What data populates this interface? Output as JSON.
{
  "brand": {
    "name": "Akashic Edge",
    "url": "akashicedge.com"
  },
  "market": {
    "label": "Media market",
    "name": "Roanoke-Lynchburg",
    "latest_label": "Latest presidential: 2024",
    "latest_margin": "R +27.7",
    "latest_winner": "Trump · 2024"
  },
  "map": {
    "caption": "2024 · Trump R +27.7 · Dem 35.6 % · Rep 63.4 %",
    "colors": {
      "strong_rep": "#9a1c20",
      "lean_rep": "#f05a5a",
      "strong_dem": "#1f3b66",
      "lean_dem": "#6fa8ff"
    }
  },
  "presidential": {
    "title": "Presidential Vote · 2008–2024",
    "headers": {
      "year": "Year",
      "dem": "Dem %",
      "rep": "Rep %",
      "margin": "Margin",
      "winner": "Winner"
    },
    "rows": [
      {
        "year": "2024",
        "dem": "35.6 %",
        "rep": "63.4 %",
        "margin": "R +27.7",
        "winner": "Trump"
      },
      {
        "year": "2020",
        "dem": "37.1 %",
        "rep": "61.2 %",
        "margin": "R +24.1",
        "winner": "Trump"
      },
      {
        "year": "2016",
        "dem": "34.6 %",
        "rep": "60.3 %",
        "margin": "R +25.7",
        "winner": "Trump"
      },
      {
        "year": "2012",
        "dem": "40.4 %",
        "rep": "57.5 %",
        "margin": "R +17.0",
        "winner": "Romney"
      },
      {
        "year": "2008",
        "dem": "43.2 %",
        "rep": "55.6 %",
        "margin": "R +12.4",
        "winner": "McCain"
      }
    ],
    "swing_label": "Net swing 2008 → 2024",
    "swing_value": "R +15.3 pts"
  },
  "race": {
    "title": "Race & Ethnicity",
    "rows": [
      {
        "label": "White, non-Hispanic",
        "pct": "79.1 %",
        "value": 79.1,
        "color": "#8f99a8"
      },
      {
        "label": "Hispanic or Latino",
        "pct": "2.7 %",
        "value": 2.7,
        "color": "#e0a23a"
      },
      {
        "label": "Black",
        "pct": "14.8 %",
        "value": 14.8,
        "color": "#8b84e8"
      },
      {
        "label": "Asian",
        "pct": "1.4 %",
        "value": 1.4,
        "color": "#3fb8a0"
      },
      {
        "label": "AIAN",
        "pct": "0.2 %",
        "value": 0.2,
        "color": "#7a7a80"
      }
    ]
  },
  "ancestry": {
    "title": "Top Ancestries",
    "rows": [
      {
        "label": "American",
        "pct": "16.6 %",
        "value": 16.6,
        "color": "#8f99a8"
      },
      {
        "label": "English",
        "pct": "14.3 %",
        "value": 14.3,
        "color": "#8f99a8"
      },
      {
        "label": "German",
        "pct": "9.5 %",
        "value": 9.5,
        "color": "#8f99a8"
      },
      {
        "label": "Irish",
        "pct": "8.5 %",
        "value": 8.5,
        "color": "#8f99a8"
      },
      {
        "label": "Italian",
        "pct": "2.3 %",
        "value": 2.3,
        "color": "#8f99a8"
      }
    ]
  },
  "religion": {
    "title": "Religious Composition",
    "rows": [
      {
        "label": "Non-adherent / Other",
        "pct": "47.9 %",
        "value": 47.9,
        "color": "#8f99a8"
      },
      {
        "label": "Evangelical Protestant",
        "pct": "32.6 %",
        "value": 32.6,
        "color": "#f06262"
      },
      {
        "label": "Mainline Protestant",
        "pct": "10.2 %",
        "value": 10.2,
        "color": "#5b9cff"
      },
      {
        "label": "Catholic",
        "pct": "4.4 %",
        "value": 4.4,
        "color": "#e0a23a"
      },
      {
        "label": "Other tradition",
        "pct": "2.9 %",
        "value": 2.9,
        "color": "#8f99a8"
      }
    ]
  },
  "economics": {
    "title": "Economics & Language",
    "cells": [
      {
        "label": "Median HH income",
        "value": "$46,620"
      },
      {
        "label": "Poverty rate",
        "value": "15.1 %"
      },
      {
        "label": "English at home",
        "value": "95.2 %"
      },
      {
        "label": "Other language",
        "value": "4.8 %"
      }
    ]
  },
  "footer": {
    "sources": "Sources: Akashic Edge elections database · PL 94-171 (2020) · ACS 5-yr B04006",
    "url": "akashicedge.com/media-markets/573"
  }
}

● ● ● ● ● ● ●

Copy out the whole listing exactly.

What data populates this interface? Output as JSON.
{
  "brand": {
    "name": "Akashic Edge",
    "url": "akashicedge.com"
  },
  "market": {
    "label": "Media market",
    "name": "Roanoke-Lynchburg",
    "latest_label": "Latest presidential: 2024",
    "latest_margin": "R +27.7",
    "latest_winner": "Trump · 2024"
  },
  "map": {
    "caption": "2024 · Trump R +27.7 · Dem 35.6 % · Rep 63.4 %",
    "colors": {
      "strong_rep": "#9a1c20",
      "lean_rep": "#f05a5a",
      "strong_dem": "#1f3b66",
      "lean_dem": "#6fa8ff"
    }
  },
  "presidential": {
    "title": "Presidential Vote · 2008–2024",
    "headers": {
      "year": "Year",
      "dem": "Dem %",
      "rep": "Rep %",
      "margin": "Margin",
      "winner": "Winner"
    },
    "rows": [
      {
        "year": "2024",
        "dem": "35.6 %",
        "rep": "63.4 %",
        "margin": "R +27.7",
        "winner": "Trump"
      },
      {
        "year": "2020",
        "dem": "37.1 %",
        "rep": "61.2 %",
        "margin": "R +24.1",
        "winner": "Trump"
      },
      {
        "year": "2016",
        "dem": "34.6 %",
        "rep": "60.3 %",
        "margin": "R +25.7",
        "winner": "Trump"
      },
      {
        "year": "2012",
        "dem": "40.4 %",
        "rep": "57.5 %",
        "margin": "R +17.0",
        "winner": "Romney"
      },
      {
        "year": "2008",
        "dem": "43.2 %",
        "rep": "55.6 %",
        "margin": "R +12.4",
        "winner": "McCain"
      }
    ],
    "swing_label": "Net swing 2008 → 2024",
    "swing_value": "R +15.3 pts"
  },
  "race": {
    "title": "Race & Ethnicity",
    "rows": [
      {
        "label": "White, non-Hispanic",
        "pct": "79.1 %",
        "value": 79.1,
        "color": "#8f99a8"
      },
      {
        "label": "Hispanic or Latino",
        "pct": "2.7 %",
        "value": 2.7,
        "color": "#e0a23a"
      },
      {
        "label": "Black",
        "pct": "14.8 %",
        "value": 14.8,
        "color": "#8b84e8"
      },
      {
        "label": "Asian",
        "pct": "1.4 %",
        "value": 1.4,
        "color": "#3fb8a0"
      },
      {
        "label": "AIAN",
        "pct": "0.2 %",
        "value": 0.2,
        "color": "#7a7a80"
      }
    ]
  },
  "ancestry": {
    "title": "Top Ancestries",
    "rows": [
      {
        "label": "American",
        "pct": "16.6 %",
        "value": 16.6,
        "color": "#8f99a8"
      },
      {
        "label": "English",
        "pct": "14.3 %",
        "value": 14.3,
        "color": "#8f99a8"
      },
      {
        "label": "German",
        "pct": "9.5 %",
        "value": 9.5,
        "color": "#8f99a8"
      },
      {
        "label": "Irish",
        "pct": "8.5 %",
        "value": 8.5,
        "color": "#8f99a8"
      },
      {
        "label": "Italian",
        "pct": "2.3 %",
        "value": 2.3,
        "color": "#8f99a8"
      }
    ]
  },
  "religion": {
    "title": "Religious Composition",
    "rows": [
      {
        "label": "Non-adherent / Other",
        "pct": "47.9 %",
        "value": 47.9,
        "color": "#8f99a8"
      },
      {
        "label": "Evangelical Protestant",
        "pct": "32.6 %",
        "value": 32.6,
        "color": "#f06262"
      },
      {
        "label": "Mainline Protestant",
        "pct": "10.2 %",
        "value": 10.2,
        "color": "#5b9cff"
      },
      {
        "label": "Catholic",
        "pct": "4.4 %",
        "value": 4.4,
        "color": "#e0a23a"
      },
      {
        "label": "Other tradition",
        "pct": "2.9 %",
        "value": 2.9,
        "color": "#8f99a8"
      }
    ]
  },
  "economics": {
    "title": "Economics & Language",
    "cells": [
      {
        "label": "Median HH income",
        "value": "$46,620"
      },
      {
        "label": "Poverty rate",
        "value": "15.1 %"
      },
      {
        "label": "English at home",
        "value": "95.2 %"
      },
      {
        "label": "Other language",
        "value": "4.8 %"
      }
    ]
  },
  "footer": {
    "sources": "Sources: Akashic Edge elections database · PL 94-171 (2020) · ACS 5-yr B04006",
    "url": "akashicedge.com/media-markets/573"
  }
}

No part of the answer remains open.